== STATED TASK ==
What is the number of lines in the data holding the word "screenshot"? Give that number by itself.

== MATERIAL FOR THIS EXERCISE ==
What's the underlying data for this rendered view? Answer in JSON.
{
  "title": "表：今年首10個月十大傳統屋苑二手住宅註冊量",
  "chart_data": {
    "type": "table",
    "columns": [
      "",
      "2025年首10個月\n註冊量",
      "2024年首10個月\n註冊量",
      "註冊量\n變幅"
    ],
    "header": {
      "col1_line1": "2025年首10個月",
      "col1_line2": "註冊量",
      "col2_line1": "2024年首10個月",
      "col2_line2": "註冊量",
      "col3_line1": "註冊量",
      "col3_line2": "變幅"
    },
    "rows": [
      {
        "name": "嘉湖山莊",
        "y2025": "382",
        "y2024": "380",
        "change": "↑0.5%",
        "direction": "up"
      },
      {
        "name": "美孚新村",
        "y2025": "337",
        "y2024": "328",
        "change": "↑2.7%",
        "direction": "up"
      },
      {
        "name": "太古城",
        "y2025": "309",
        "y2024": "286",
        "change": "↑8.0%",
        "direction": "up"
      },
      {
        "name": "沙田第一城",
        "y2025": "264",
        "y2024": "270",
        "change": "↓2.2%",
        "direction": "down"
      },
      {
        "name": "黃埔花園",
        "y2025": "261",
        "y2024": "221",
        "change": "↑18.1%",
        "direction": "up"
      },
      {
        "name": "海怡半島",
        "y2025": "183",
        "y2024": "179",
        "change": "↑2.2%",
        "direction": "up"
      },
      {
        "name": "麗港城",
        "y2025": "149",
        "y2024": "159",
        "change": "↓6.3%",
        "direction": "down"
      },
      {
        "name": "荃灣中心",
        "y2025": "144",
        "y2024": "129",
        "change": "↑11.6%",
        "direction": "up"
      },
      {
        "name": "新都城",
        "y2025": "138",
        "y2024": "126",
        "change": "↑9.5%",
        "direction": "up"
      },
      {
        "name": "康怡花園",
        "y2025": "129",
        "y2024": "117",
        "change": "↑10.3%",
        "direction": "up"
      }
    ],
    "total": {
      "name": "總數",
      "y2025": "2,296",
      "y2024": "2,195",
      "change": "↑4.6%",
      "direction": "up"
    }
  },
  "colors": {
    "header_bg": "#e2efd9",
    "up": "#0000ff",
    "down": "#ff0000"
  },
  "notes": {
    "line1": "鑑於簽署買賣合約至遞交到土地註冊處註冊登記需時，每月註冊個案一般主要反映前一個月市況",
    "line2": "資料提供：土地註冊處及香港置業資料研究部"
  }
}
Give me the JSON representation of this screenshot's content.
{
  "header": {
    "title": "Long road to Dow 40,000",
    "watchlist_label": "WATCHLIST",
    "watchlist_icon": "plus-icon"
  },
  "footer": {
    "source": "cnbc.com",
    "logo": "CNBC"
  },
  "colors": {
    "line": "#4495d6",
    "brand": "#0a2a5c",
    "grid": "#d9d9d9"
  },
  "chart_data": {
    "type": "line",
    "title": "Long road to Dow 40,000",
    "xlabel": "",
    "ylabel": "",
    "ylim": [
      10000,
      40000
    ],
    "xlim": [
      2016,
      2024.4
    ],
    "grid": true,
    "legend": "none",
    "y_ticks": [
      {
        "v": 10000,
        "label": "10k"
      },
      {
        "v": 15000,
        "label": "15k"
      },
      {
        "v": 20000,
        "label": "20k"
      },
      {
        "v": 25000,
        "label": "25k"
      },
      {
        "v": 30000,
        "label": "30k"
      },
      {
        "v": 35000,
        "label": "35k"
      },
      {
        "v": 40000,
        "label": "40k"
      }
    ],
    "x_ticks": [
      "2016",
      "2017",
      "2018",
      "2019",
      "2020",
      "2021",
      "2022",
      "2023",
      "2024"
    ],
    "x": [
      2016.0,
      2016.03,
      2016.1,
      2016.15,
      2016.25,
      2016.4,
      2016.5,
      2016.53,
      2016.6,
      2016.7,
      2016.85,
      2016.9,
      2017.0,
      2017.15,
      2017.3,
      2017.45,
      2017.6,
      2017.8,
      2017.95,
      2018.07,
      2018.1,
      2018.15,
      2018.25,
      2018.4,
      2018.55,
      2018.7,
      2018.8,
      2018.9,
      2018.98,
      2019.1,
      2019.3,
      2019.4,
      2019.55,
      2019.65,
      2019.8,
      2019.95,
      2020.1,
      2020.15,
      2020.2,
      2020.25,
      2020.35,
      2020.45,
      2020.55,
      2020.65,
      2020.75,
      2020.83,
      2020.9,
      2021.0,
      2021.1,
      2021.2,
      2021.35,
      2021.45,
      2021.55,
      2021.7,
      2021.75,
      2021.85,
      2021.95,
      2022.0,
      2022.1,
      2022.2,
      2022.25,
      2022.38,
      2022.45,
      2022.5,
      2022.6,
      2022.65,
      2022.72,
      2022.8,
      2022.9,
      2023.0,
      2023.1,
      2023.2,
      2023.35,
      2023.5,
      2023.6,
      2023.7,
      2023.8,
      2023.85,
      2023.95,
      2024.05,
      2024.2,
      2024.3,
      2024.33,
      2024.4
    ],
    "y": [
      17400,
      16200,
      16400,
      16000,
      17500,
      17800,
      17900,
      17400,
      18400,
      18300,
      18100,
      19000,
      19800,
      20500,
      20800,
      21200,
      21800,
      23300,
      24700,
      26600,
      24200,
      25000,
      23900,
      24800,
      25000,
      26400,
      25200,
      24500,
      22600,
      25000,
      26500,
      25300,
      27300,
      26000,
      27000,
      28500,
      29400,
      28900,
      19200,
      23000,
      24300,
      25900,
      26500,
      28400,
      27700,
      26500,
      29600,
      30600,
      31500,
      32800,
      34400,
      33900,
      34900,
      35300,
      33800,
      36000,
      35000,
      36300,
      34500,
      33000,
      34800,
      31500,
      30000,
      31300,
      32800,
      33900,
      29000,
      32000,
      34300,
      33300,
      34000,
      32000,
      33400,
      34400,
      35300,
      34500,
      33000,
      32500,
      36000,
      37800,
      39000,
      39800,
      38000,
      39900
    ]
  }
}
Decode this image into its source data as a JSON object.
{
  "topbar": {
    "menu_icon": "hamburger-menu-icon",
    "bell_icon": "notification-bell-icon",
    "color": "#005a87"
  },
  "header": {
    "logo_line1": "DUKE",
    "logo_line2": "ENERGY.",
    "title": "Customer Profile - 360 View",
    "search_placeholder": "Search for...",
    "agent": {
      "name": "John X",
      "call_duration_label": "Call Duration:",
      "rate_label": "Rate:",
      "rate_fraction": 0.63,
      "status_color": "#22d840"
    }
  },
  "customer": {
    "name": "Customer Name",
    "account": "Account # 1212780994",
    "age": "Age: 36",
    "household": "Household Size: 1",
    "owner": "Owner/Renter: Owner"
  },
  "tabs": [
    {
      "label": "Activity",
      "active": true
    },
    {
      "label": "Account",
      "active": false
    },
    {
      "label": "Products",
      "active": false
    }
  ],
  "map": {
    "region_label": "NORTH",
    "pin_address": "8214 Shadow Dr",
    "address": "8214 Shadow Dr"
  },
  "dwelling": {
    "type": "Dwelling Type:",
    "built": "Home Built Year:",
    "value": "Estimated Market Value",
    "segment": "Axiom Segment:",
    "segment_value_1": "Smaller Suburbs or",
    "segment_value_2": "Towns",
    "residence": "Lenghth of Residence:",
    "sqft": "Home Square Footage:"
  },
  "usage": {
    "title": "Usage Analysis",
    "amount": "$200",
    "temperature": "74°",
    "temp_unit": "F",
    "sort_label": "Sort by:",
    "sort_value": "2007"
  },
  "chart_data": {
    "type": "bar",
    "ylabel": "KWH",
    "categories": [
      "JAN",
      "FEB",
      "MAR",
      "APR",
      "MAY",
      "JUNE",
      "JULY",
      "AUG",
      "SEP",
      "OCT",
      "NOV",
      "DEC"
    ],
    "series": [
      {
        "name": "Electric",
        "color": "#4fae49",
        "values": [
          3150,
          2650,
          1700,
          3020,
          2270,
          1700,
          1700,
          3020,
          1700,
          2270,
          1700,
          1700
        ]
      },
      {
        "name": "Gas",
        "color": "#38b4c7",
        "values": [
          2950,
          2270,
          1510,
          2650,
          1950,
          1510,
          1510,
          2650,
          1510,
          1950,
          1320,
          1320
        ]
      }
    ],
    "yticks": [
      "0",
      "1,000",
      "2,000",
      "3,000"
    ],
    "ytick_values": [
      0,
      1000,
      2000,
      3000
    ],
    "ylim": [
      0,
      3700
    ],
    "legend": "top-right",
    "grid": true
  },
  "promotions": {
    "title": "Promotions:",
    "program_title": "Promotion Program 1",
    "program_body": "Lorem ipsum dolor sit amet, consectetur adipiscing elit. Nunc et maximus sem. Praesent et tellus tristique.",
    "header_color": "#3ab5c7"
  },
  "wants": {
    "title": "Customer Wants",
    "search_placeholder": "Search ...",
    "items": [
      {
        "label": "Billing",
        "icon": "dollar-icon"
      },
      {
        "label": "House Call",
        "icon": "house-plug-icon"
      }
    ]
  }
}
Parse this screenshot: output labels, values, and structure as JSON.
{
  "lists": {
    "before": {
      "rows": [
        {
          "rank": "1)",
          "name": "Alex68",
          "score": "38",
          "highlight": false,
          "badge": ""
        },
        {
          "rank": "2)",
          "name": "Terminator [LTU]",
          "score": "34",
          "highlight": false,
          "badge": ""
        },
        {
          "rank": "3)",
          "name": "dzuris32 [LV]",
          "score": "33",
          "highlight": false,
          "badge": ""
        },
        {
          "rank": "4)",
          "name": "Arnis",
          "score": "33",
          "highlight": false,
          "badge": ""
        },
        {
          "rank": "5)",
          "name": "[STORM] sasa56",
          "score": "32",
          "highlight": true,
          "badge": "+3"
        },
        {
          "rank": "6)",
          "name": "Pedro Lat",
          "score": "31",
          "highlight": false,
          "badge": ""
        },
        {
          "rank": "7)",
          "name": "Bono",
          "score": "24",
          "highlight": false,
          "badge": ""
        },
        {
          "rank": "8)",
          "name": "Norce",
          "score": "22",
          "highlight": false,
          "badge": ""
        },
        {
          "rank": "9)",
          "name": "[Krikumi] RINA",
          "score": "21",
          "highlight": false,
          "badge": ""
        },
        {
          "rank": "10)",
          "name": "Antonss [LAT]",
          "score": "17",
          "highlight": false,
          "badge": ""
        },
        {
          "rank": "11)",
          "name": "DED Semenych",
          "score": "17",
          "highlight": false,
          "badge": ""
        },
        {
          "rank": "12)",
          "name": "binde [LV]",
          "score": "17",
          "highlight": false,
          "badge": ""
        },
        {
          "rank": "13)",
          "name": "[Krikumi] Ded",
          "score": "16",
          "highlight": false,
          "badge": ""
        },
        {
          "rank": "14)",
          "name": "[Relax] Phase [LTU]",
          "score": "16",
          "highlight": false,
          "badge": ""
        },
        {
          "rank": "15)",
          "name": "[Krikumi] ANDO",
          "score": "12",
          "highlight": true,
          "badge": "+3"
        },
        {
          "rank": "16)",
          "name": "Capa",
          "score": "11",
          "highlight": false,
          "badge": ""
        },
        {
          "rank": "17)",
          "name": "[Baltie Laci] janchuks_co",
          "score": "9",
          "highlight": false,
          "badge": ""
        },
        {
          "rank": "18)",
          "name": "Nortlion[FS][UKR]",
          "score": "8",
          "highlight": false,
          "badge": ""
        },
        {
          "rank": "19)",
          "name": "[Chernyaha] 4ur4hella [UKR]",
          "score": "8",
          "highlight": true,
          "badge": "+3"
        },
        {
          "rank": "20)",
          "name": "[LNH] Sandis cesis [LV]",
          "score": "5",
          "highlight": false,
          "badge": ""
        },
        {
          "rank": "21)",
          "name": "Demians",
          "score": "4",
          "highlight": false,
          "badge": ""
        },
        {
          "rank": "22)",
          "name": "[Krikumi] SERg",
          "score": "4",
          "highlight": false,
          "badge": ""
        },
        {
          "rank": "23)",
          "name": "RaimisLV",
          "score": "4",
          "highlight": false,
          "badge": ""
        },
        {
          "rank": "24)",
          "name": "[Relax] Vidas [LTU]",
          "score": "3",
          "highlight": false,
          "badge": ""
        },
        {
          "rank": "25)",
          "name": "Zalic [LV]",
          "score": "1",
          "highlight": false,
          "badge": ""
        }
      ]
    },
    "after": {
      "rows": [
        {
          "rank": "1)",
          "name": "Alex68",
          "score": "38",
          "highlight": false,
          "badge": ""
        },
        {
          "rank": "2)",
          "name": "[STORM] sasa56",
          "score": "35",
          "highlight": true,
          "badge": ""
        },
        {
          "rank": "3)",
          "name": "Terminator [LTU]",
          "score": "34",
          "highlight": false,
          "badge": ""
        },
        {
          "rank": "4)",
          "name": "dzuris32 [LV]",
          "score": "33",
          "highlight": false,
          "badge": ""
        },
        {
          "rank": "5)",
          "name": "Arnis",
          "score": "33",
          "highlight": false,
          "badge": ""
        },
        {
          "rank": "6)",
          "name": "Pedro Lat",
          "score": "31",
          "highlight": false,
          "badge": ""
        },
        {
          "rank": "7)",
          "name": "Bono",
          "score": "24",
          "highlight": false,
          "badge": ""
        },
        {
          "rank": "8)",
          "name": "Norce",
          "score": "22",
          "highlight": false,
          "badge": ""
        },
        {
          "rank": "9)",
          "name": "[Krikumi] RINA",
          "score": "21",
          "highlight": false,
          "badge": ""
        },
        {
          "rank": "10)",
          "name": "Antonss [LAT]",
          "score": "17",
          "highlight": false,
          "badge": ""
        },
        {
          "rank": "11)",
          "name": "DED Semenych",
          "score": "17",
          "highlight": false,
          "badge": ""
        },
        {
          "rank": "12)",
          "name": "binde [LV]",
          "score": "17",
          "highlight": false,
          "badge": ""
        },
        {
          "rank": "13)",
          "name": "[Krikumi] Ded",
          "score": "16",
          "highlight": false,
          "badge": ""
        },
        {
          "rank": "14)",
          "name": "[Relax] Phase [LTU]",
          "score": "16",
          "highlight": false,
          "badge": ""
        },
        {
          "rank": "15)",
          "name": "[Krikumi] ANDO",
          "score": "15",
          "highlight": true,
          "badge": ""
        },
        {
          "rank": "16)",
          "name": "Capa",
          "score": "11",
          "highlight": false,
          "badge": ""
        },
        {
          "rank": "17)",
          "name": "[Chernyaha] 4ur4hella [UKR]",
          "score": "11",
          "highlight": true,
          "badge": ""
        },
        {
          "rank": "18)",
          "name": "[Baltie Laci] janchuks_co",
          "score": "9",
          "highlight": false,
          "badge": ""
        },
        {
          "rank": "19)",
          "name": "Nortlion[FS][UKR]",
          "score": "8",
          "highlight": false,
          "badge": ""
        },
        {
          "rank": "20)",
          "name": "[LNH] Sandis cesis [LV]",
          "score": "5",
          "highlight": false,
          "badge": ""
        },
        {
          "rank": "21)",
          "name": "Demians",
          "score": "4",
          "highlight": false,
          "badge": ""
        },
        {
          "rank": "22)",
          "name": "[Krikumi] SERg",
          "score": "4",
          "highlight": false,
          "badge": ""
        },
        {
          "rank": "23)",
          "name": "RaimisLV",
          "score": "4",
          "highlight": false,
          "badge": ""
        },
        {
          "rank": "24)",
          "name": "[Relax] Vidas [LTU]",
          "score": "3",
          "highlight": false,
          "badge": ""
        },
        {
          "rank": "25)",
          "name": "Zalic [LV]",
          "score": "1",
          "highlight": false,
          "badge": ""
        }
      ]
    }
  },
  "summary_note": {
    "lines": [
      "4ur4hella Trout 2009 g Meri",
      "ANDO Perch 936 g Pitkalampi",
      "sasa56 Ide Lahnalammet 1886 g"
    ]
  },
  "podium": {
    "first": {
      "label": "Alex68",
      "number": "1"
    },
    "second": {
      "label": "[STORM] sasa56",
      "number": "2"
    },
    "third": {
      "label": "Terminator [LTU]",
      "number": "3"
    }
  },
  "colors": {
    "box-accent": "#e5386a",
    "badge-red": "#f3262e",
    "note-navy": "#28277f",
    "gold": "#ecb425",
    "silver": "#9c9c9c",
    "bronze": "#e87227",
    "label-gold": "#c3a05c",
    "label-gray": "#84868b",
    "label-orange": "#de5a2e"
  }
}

== OUTPUT FOR THIS TASK ==
2